▶ [Work to complete]
Leave the pictures out and print every record below exactly as it stands.

##### Extracted entries #####

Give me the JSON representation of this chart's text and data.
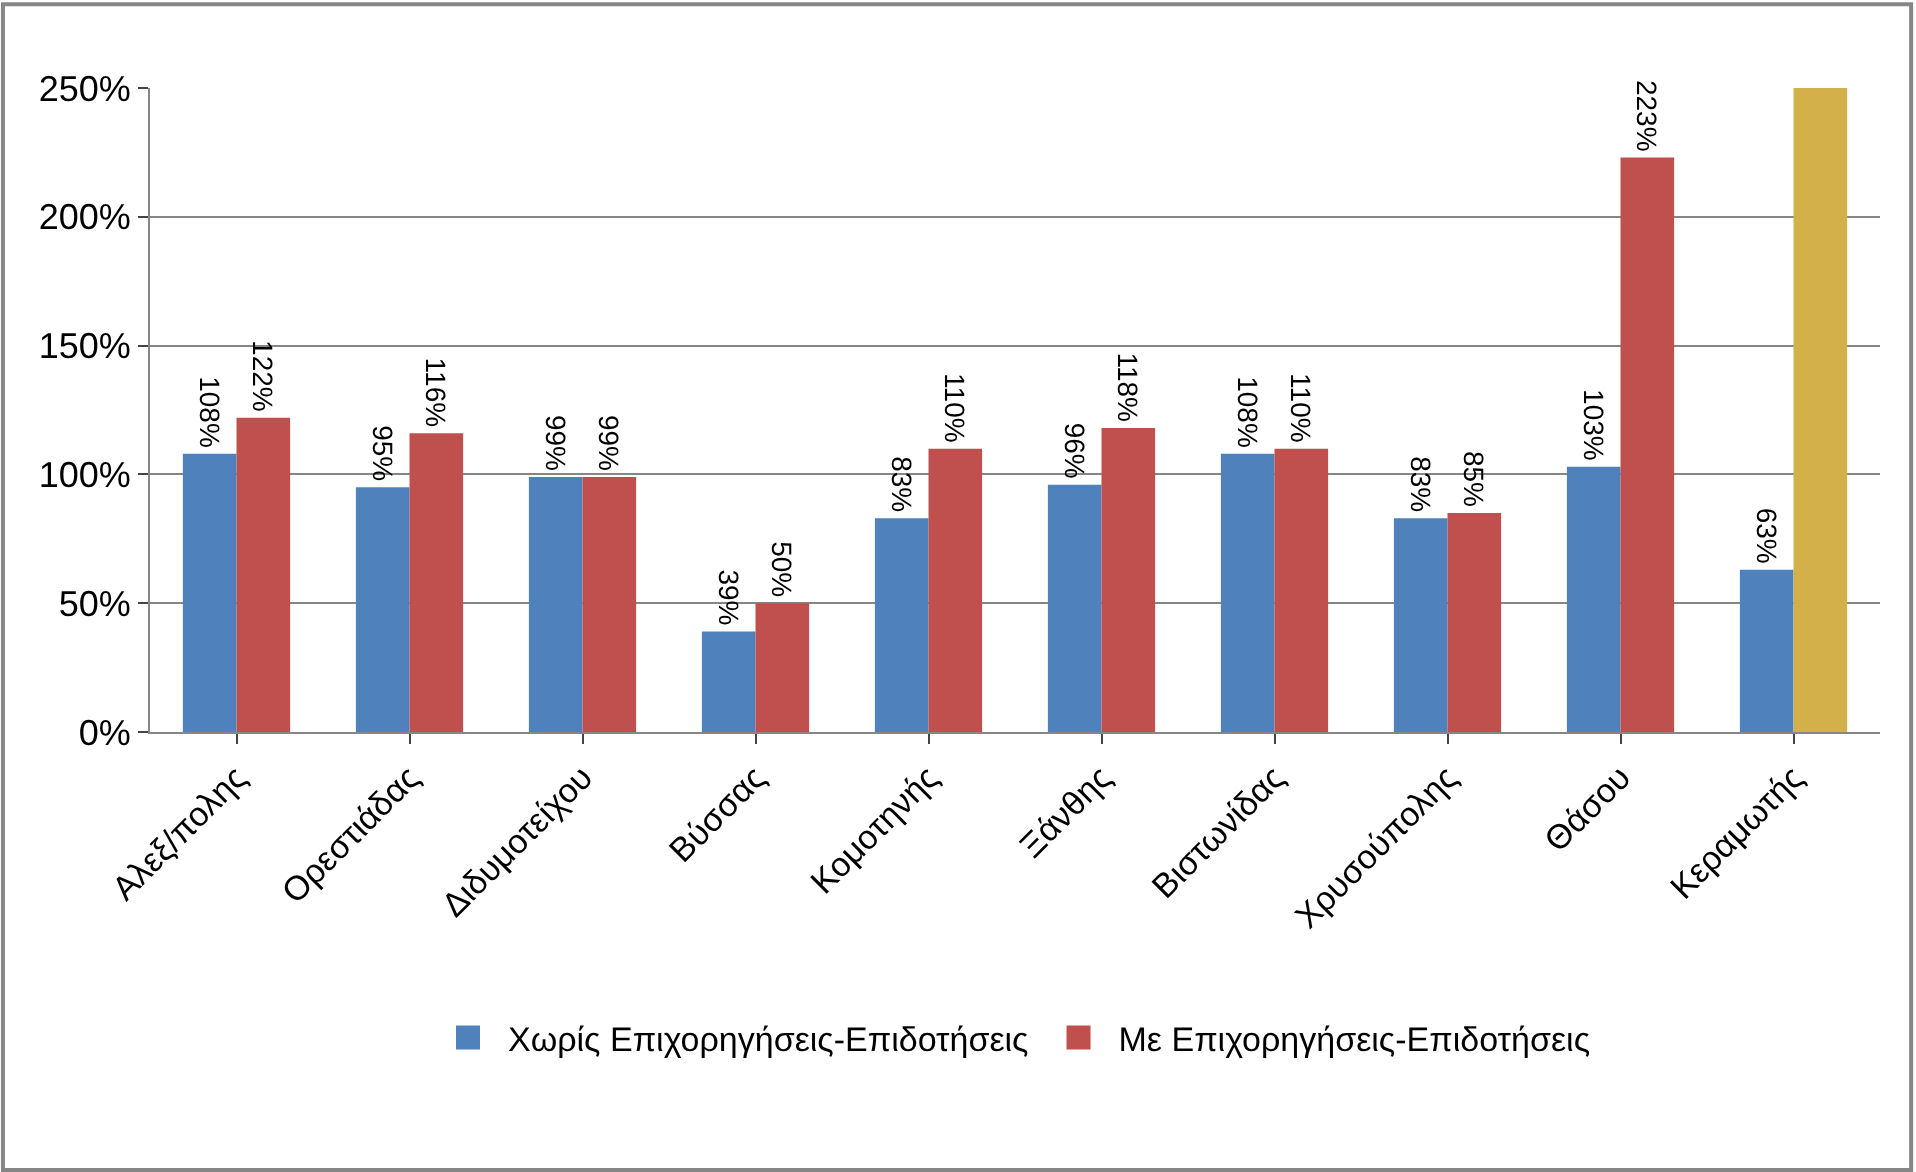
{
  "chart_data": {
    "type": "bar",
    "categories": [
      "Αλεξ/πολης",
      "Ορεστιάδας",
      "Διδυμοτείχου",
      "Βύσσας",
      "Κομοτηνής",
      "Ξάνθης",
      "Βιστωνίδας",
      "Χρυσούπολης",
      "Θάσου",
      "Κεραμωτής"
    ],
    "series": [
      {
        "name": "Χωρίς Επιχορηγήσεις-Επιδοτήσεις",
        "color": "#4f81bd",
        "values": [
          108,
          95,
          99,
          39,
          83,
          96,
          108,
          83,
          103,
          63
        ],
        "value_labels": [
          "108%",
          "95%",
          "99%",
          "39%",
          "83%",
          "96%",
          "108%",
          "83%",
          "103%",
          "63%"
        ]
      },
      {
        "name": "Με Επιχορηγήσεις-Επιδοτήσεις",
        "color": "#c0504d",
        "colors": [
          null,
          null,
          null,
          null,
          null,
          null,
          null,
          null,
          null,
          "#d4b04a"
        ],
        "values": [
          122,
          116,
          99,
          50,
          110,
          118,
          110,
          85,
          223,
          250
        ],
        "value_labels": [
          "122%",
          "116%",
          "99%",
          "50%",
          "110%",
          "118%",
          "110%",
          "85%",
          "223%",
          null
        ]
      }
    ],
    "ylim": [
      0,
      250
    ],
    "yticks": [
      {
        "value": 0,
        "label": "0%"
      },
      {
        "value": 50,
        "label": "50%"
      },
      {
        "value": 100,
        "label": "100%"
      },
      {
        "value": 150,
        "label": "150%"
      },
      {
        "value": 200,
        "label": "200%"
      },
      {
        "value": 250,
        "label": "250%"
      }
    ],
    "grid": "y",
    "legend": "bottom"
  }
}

#####

▶ [Task answer]
Give me the JSON representation of this chart's text and data.
{
  "chart_data": {
    "type": "bar",
    "categories": [
      "Αλεξ/πολης",
      "Ορεστιάδας",
      "Διδυμοτείχου",
      "Βύσσας",
      "Κομοτηνής",
      "Ξάνθης",
      "Βιστωνίδας",
      "Χρυσούπολης",
      "Θάσου",
      "Κεραμωτής"
    ],
    "series": [
      {
        "name": "Χωρίς Επιχορηγήσεις-Επιδοτήσεις",
        "color": "#4f81bd",
        "values": [
          108,
          95,
          99,
          39,
          83,
          96,
          108,
          83,
          103,
          63
        ],
        "value_labels": [
          "108%",
          "95%",
          "99%",
          "39%",
          "83%",
          "96%",
          "108%",
          "83%",
          "103%",
          "63%"
        ]
      },
      {
        "name": "Με Επιχορηγήσεις-Επιδοτήσεις",
        "color": "#c0504d",
        "colors": [
          null,
          null,
          null,
          null,
          null,
          null,
          null,
          null,
          null,
          "#d4b04a"
        ],
        "values": [
          122,
          116,
          99,
          50,
          110,
          118,
          110,
          85,
          223,
          250
        ],
        "value_labels": [
          "122%",
          "116%",
          "99%",
          "50%",
          "110%",
          "118%",
          "110%",
          "85%",
          "223%",
          null
        ]
      }
    ],
    "ylim": [
      0,
      250
    ],
    "yticks": [
      {
        "value": 0,
        "label": "0%"
      },
      {
        "value": 50,
        "label": "50%"
      },
      {
        "value": 100,
        "label": "100%"
      },
      {
        "value": 150,
        "label": "150%"
      },
      {
        "value": 200,
        "label": "200%"
      },
      {
        "value": 250,
        "label": "250%"
      }
    ],
    "grid": "y",
    "legend": "bottom"
  }
}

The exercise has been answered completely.